• STATED GOAL: Repeat every entry word for word, but leave the images out of your copy.

** Start of INFORMATION GIVEN **

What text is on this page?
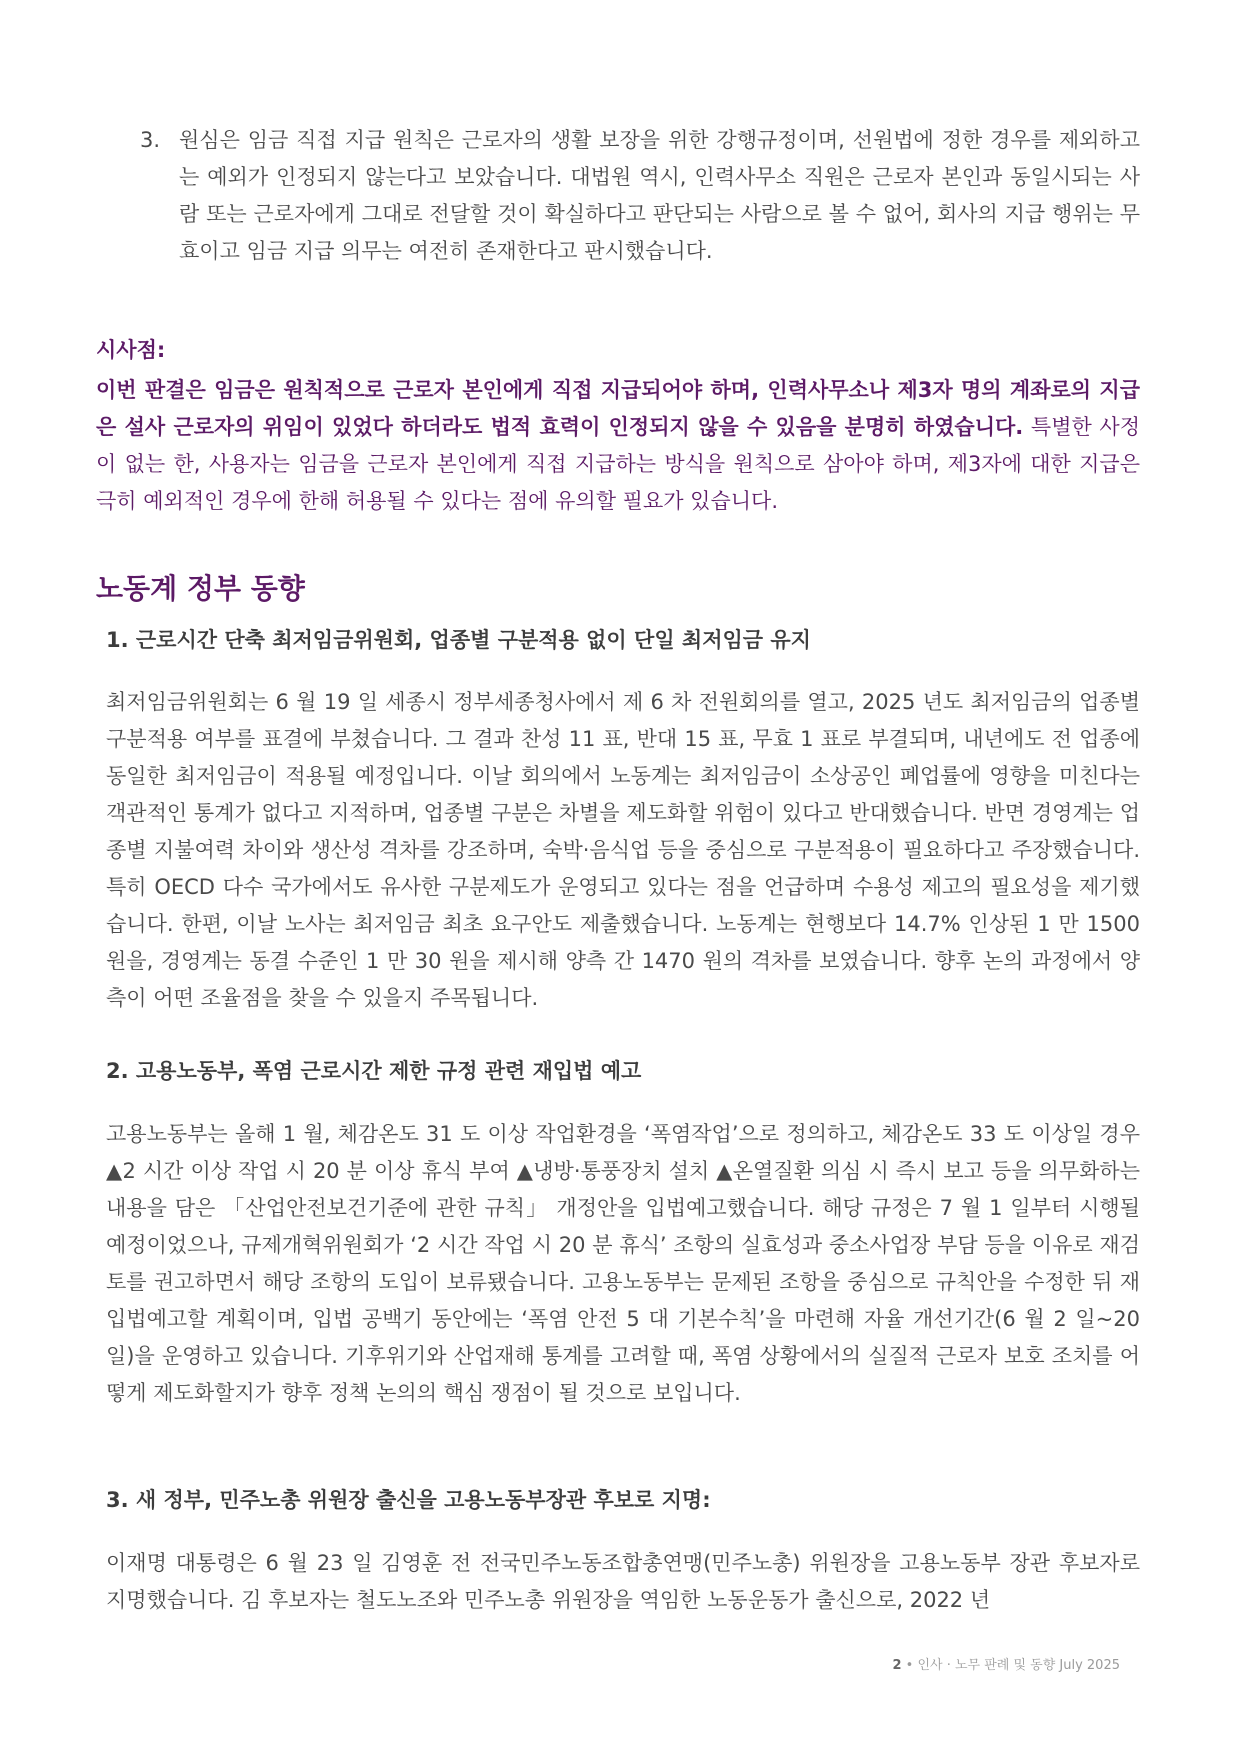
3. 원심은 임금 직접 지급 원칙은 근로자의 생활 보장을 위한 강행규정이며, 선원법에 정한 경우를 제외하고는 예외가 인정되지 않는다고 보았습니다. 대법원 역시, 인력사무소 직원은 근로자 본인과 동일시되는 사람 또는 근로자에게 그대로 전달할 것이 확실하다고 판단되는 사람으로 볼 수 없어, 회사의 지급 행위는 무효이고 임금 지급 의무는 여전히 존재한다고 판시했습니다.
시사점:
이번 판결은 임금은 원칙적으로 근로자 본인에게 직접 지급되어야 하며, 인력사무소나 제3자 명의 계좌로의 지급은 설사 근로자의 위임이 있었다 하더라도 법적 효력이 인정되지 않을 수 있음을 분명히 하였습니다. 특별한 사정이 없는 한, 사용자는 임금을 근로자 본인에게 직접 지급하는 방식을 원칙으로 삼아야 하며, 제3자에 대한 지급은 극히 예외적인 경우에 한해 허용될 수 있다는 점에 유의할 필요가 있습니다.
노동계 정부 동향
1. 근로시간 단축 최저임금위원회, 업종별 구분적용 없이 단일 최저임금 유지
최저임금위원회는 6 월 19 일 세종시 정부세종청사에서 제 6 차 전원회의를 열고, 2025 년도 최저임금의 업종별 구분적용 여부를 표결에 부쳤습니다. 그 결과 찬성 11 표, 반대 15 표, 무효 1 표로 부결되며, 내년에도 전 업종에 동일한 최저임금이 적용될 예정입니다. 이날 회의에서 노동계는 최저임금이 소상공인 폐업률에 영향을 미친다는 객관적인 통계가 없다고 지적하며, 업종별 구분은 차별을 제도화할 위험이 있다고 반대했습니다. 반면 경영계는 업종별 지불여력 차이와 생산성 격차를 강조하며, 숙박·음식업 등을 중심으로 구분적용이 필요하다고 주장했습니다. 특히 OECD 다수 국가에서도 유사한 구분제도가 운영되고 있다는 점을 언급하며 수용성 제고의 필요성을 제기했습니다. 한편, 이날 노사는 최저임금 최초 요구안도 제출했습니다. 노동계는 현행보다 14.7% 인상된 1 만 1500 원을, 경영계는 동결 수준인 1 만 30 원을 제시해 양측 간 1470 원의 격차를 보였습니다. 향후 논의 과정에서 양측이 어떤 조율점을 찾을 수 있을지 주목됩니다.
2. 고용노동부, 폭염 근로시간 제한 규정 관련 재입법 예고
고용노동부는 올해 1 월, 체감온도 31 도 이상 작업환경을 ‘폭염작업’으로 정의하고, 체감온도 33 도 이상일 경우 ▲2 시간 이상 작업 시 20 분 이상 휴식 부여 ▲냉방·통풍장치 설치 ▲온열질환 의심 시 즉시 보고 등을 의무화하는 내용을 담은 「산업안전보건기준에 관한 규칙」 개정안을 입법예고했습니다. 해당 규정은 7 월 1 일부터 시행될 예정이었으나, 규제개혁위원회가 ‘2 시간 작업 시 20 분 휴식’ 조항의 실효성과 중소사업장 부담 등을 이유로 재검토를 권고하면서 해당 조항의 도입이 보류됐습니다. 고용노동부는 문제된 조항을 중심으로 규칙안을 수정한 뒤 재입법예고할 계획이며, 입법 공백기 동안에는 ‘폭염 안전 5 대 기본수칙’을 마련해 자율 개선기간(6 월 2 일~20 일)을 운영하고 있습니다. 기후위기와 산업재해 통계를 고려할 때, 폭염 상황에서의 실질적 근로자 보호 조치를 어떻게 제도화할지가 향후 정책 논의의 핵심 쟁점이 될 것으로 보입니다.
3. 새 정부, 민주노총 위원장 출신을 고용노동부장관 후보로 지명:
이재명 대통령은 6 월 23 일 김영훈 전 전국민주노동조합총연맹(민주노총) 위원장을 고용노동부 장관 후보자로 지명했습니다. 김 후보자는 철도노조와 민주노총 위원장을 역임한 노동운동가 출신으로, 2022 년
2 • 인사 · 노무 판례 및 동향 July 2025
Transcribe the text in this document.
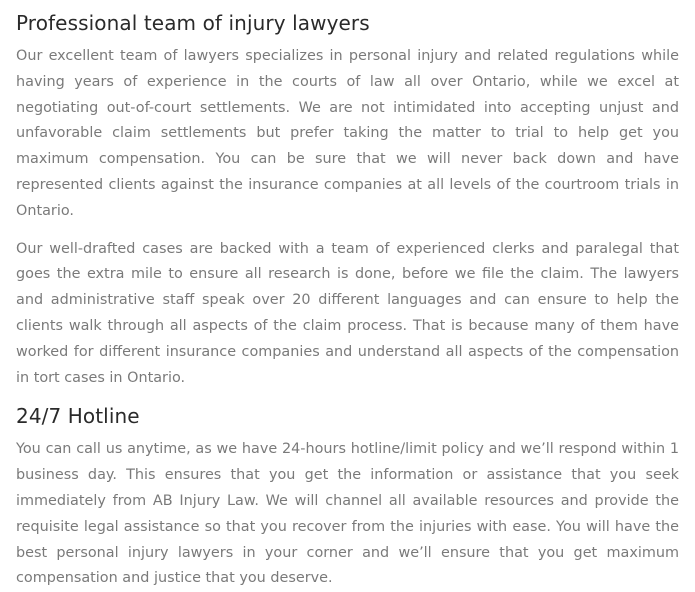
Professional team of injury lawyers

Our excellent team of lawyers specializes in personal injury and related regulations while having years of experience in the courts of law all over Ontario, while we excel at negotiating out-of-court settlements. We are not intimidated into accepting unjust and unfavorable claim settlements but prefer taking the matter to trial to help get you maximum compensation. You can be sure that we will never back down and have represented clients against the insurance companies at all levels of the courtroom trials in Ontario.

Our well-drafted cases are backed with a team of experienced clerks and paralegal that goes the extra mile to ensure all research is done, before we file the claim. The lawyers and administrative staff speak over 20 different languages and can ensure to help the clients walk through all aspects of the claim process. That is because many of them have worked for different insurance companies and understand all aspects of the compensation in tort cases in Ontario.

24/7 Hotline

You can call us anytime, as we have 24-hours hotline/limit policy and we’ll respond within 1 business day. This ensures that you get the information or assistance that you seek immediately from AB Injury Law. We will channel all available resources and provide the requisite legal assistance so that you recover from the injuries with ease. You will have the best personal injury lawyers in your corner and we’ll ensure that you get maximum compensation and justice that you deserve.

** End of INFORMATION GIVEN **

• RESULT:
What text is on this page?
3. 원심은 임금 직접 지급 원칙은 근로자의 생활 보장을 위한 강행규정이며, 선원법에 정한 경우를 제외하고는 예외가 인정되지 않는다고 보았습니다. 대법원 역시, 인력사무소 직원은 근로자 본인과 동일시되는 사람 또는 근로자에게 그대로 전달할 것이 확실하다고 판단되는 사람으로 볼 수 없어, 회사의 지급 행위는 무효이고 임금 지급 의무는 여전히 존재한다고 판시했습니다.
시사점:
이번 판결은 임금은 원칙적으로 근로자 본인에게 직접 지급되어야 하며, 인력사무소나 제3자 명의 계좌로의 지급은 설사 근로자의 위임이 있었다 하더라도 법적 효력이 인정되지 않을 수 있음을 분명히 하였습니다. 특별한 사정이 없는 한, 사용자는 임금을 근로자 본인에게 직접 지급하는 방식을 원칙으로 삼아야 하며, 제3자에 대한 지급은 극히 예외적인 경우에 한해 허용될 수 있다는 점에 유의할 필요가 있습니다.
노동계 정부 동향
1. 근로시간 단축 최저임금위원회, 업종별 구분적용 없이 단일 최저임금 유지
최저임금위원회는 6 월 19 일 세종시 정부세종청사에서 제 6 차 전원회의를 열고, 2025 년도 최저임금의 업종별 구분적용 여부를 표결에 부쳤습니다. 그 결과 찬성 11 표, 반대 15 표, 무효 1 표로 부결되며, 내년에도 전 업종에 동일한 최저임금이 적용될 예정입니다. 이날 회의에서 노동계는 최저임금이 소상공인 폐업률에 영향을 미친다는 객관적인 통계가 없다고 지적하며, 업종별 구분은 차별을 제도화할 위험이 있다고 반대했습니다. 반면 경영계는 업종별 지불여력 차이와 생산성 격차를 강조하며, 숙박·음식업 등을 중심으로 구분적용이 필요하다고 주장했습니다. 특히 OECD 다수 국가에서도 유사한 구분제도가 운영되고 있다는 점을 언급하며 수용성 제고의 필요성을 제기했습니다. 한편, 이날 노사는 최저임금 최초 요구안도 제출했습니다. 노동계는 현행보다 14.7% 인상된 1 만 1500 원을, 경영계는 동결 수준인 1 만 30 원을 제시해 양측 간 1470 원의 격차를 보였습니다. 향후 논의 과정에서 양측이 어떤 조율점을 찾을 수 있을지 주목됩니다.
2. 고용노동부, 폭염 근로시간 제한 규정 관련 재입법 예고
고용노동부는 올해 1 월, 체감온도 31 도 이상 작업환경을 ‘폭염작업’으로 정의하고, 체감온도 33 도 이상일 경우 ▲2 시간 이상 작업 시 20 분 이상 휴식 부여 ▲냉방·통풍장치 설치 ▲온열질환 의심 시 즉시 보고 등을 의무화하는 내용을 담은 「산업안전보건기준에 관한 규칙」 개정안을 입법예고했습니다. 해당 규정은 7 월 1 일부터 시행될 예정이었으나, 규제개혁위원회가 ‘2 시간 작업 시 20 분 휴식’ 조항의 실효성과 중소사업장 부담 등을 이유로 재검토를 권고하면서 해당 조항의 도입이 보류됐습니다. 고용노동부는 문제된 조항을 중심으로 규칙안을 수정한 뒤 재입법예고할 계획이며, 입법 공백기 동안에는 ‘폭염 안전 5 대 기본수칙’을 마련해 자율 개선기간(6 월 2 일~20 일)을 운영하고 있습니다. 기후위기와 산업재해 통계를 고려할 때, 폭염 상황에서의 실질적 근로자 보호 조치를 어떻게 제도화할지가 향후 정책 논의의 핵심 쟁점이 될 것으로 보입니다.
3. 새 정부, 민주노총 위원장 출신을 고용노동부장관 후보로 지명:
이재명 대통령은 6 월 23 일 김영훈 전 전국민주노동조합총연맹(민주노총) 위원장을 고용노동부 장관 후보자로 지명했습니다. 김 후보자는 철도노조와 민주노총 위원장을 역임한 노동운동가 출신으로, 2022 년
2 • 인사 · 노무 판례 및 동향 July 2025
Transcribe the text in this document.
Professional team of injury lawyers

Our excellent team of lawyers specializes in personal injury and related regulations while having years of experience in the courts of law all over Ontario, while we excel at negotiating out-of-court settlements. We are not intimidated into accepting unjust and unfavorable claim settlements but prefer taking the matter to trial to help get you maximum compensation. You can be sure that we will never back down and have represented clients against the insurance companies at all levels of the courtroom trials in Ontario.

Our well-drafted cases are backed with a team of experienced clerks and paralegal that goes the extra mile to ensure all research is done, before we file the claim. The lawyers and administrative staff speak over 20 different languages and can ensure to help the clients walk through all aspects of the claim process. That is because many of them have worked for different insurance companies and understand all aspects of the compensation in tort cases in Ontario.

24/7 Hotline

You can call us anytime, as we have 24-hours hotline/limit policy and we’ll respond within 1 business day. This ensures that you get the information or assistance that you seek immediately from AB Injury Law. We will channel all available resources and provide the requisite legal assistance so that you recover from the injuries with ease. You will have the best personal injury lawyers in your corner and we’ll ensure that you get maximum compensation and justice that you deserve.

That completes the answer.